設問 A:
本文抜粋について、次の問いに答えなさい。
(i) 『探究型読書』は何月何日に、どの出版社から発売されるか。
(ii) 本文では「相転移」をどのような意味だと説明しているか。
(iii) 本文で、強力な「きっかけ」や「支え」として挙げられているものは何か。

本文抜粋:
++++
編集工学研究所は8月3日、これまでにない新たな読書の方法を提案する書籍『探究型読書』をクロスメディア・パブリッシングから発売します。著者の思考モデルを借り、短時間で高速の情報編集を目指す本の読み方を豊富な事例をもとに解説しました。

 

このコラムでは、『探究型読書』の「はじめに」から一部、文章を抜粋してご紹介します。

 

『探究型読書』(編集工学研究所、クロスメディア・パブリッシング)|amazon.co.jp

 


 

人間が幼児の時に備えていた眼差しの復興、ものや事象の本質をまっすぐ捉えるための力を思い出してもらうために編集工学研究所は『探究型読書』を開発しました。しかし、なぜ、「認知の改変」を目指すメソッドに本を活用しなくてはならないのでしょうか。

 

仕事の性質上、私たち編集工学研究所のスタッフは、日々、膨大な情報を収集、整理し、分析して、新しい価値を導き出すということをしているわけですが、情報の多くはいまだに本というパッケージに収められているため、本から情報を抽出し、自分たちの仕事のテーマに合うよう「編集」することが基本タスクとなっています。とはいえ、私たちと本との関わり方は、必ずしも知識を仕入れることだけにとどまりません。クライアント企業の問題を解決したり、斬新なマーケットバリューを導いたりするためには、身近にたくさんある本を使って、あるいは本を“踏み台”にして、自分たちの予想もしなかった地点にまでジャンプする、言い換えれば、現状の認識に相転移(ある系の相が別の相へ変わること)を起こす必要があります。私たちはそのための道具としても本を捉えているのです。

 

『探究型読書』では、自分の思考を立ち上げる契機として、本の存在を意味づけています。本(特に目次)を活用し、自分の思考にバリエーションをもたらす目的で、著者の視点を借ります。慣れ親しんだものの見方に自分の意識だけで揺さぶりをかけていくのは簡単なことではありません。自分のものとは明らかに異なる視点を取り入れて対象を観察したり、これまでにない斬新な思考を立ち上げるためには、強力な「きっかけ」や「支え」が必要です。その「きっかけ」や「支え」が私たちにとっては本なのです。
++++
(データ一覧)
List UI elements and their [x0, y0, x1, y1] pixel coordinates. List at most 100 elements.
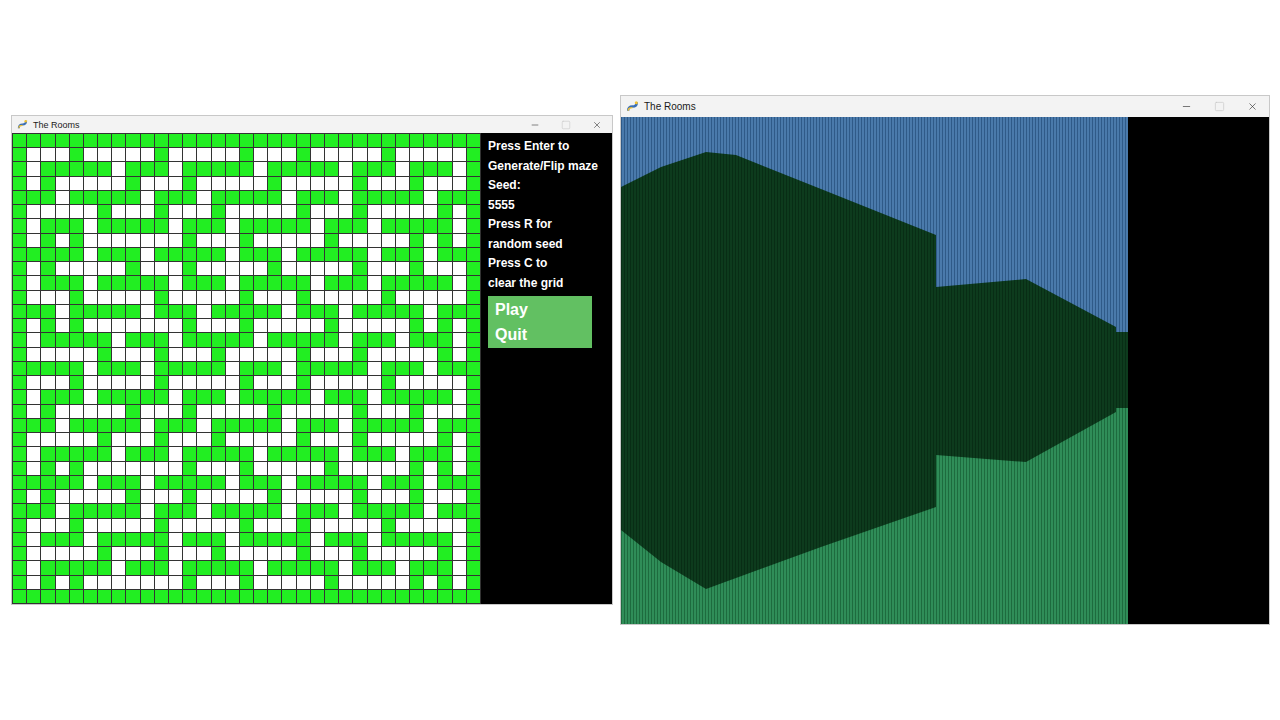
maze-cell[interactable] [41, 547, 55, 561]
maze-cell[interactable] [311, 333, 325, 347]
maze-cell[interactable] [197, 490, 211, 504]
maze-cell[interactable] [268, 590, 282, 604]
maze-cell[interactable] [141, 490, 155, 504]
maze-cell[interactable] [212, 319, 226, 333]
maze-cell[interactable] [325, 262, 339, 276]
maze-cell[interactable] [438, 447, 452, 461]
maze-cell[interactable] [155, 162, 169, 176]
maze-cell[interactable] [339, 376, 353, 390]
maze-cell[interactable] [84, 561, 98, 575]
maze-cell[interactable] [382, 319, 396, 333]
maze-cell[interactable] [240, 547, 254, 561]
maze-cell[interactable] [438, 162, 452, 176]
maze-cell[interactable] [467, 362, 481, 376]
maze-cell[interactable] [353, 134, 367, 148]
maze-cell[interactable] [453, 447, 467, 461]
maze-cell[interactable] [56, 219, 70, 233]
maze-cell[interactable] [339, 590, 353, 604]
maze-cell[interactable] [169, 362, 183, 376]
maze-cell[interactable] [226, 447, 240, 461]
maze-cell[interactable] [56, 234, 70, 248]
maze-cell[interactable] [254, 248, 268, 262]
maze-cell[interactable] [282, 205, 296, 219]
maze-cell[interactable] [368, 248, 382, 262]
maze-cell[interactable] [368, 519, 382, 533]
maze-cell[interactable] [410, 447, 424, 461]
maze-cell[interactable] [27, 148, 41, 162]
maze-cell[interactable] [56, 447, 70, 461]
maze-cell[interactable] [70, 504, 84, 518]
maze-cell[interactable] [438, 590, 452, 604]
maze-cell[interactable] [98, 319, 112, 333]
maze-cell[interactable] [56, 205, 70, 219]
maze-cell[interactable] [382, 547, 396, 561]
maze-cell[interactable] [126, 362, 140, 376]
maze-cell[interactable] [112, 504, 126, 518]
maze-cell[interactable] [311, 148, 325, 162]
maze-cell[interactable] [240, 519, 254, 533]
maze-cell[interactable] [368, 276, 382, 290]
maze-cell[interactable] [254, 447, 268, 461]
maze-cell[interactable] [212, 234, 226, 248]
maze-cell[interactable] [382, 219, 396, 233]
maze-cell[interactable] [13, 234, 27, 248]
maze-cell[interactable] [325, 333, 339, 347]
maze-cell[interactable] [155, 390, 169, 404]
maze-cell[interactable] [453, 191, 467, 205]
maze-cell[interactable] [311, 348, 325, 362]
maze-cell[interactable] [197, 276, 211, 290]
maze-cell[interactable] [70, 533, 84, 547]
maze-cell[interactable] [183, 191, 197, 205]
maze-cell[interactable] [353, 362, 367, 376]
maze-cell[interactable] [169, 205, 183, 219]
maze-cell[interactable] [126, 205, 140, 219]
maze-cell[interactable] [84, 490, 98, 504]
maze-cell[interactable] [268, 547, 282, 561]
maze-cell[interactable] [382, 462, 396, 476]
maze-cell[interactable] [311, 561, 325, 575]
maze-cell[interactable] [339, 561, 353, 575]
maze-cell[interactable] [13, 205, 27, 219]
maze-cell[interactable] [169, 533, 183, 547]
maze-cell[interactable] [297, 248, 311, 262]
maze-cell[interactable] [453, 219, 467, 233]
maze-cell[interactable] [339, 490, 353, 504]
maze-cell[interactable] [424, 177, 438, 191]
maze-cell[interactable] [197, 305, 211, 319]
maze-cell[interactable] [438, 405, 452, 419]
maze-cell[interactable] [282, 576, 296, 590]
maze-cell[interactable] [467, 191, 481, 205]
maze-cell[interactable] [41, 462, 55, 476]
maze-cell[interactable] [27, 419, 41, 433]
maze-cell[interactable] [339, 419, 353, 433]
maze-cell[interactable] [126, 561, 140, 575]
maze-cell[interactable] [325, 476, 339, 490]
maze-cell[interactable] [226, 533, 240, 547]
maze-cell[interactable] [212, 590, 226, 604]
maze-cell[interactable] [70, 148, 84, 162]
maze-cell[interactable] [438, 205, 452, 219]
maze-cell[interactable] [410, 561, 424, 575]
maze-cell[interactable] [467, 305, 481, 319]
maze-cell[interactable] [70, 248, 84, 262]
maze-cell[interactable] [311, 504, 325, 518]
maze-cell[interactable] [212, 191, 226, 205]
maze-cell[interactable] [353, 547, 367, 561]
maze-cell[interactable] [240, 376, 254, 390]
maze-cell[interactable] [396, 504, 410, 518]
maze-cell[interactable] [98, 234, 112, 248]
maze-cell[interactable] [13, 405, 27, 419]
maze-cell[interactable] [155, 319, 169, 333]
maze-cell[interactable] [353, 561, 367, 575]
maze-cell[interactable] [141, 276, 155, 290]
maze-cell[interactable] [353, 519, 367, 533]
maze-cell[interactable] [353, 447, 367, 461]
maze-cell[interactable] [410, 234, 424, 248]
maze-cell[interactable] [410, 547, 424, 561]
maze-cell[interactable] [197, 162, 211, 176]
maze-cell[interactable] [424, 447, 438, 461]
maze-cell[interactable] [325, 305, 339, 319]
maze-cell[interactable] [438, 533, 452, 547]
maze-cell[interactable] [98, 547, 112, 561]
maze-cell[interactable] [197, 177, 211, 191]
++++
設問 B:
記録のうち、「maze-cell[interactable] [41, 547, 55, 561]」を含む行から書き始め、「maze-cell[interactable] [438, 447, 452, 461]」を含む行で終えて、そのとおりに書き出しなさい。

解答 A:
(i) 8月3日に、クロスメディア・パブリッシングから発売される。
(ii) ある系の相が別の相へ変わること。
(iii) 本。

解答 B:
maze-cell[interactable] [41, 547, 55, 561]
maze-cell[interactable] [311, 333, 325, 347]
maze-cell[interactable] [197, 490, 211, 504]
maze-cell[interactable] [268, 590, 282, 604]
maze-cell[interactable] [141, 490, 155, 504]
maze-cell[interactable] [212, 319, 226, 333]
maze-cell[interactable] [325, 262, 339, 276]
maze-cell[interactable] [438, 447, 452, 461]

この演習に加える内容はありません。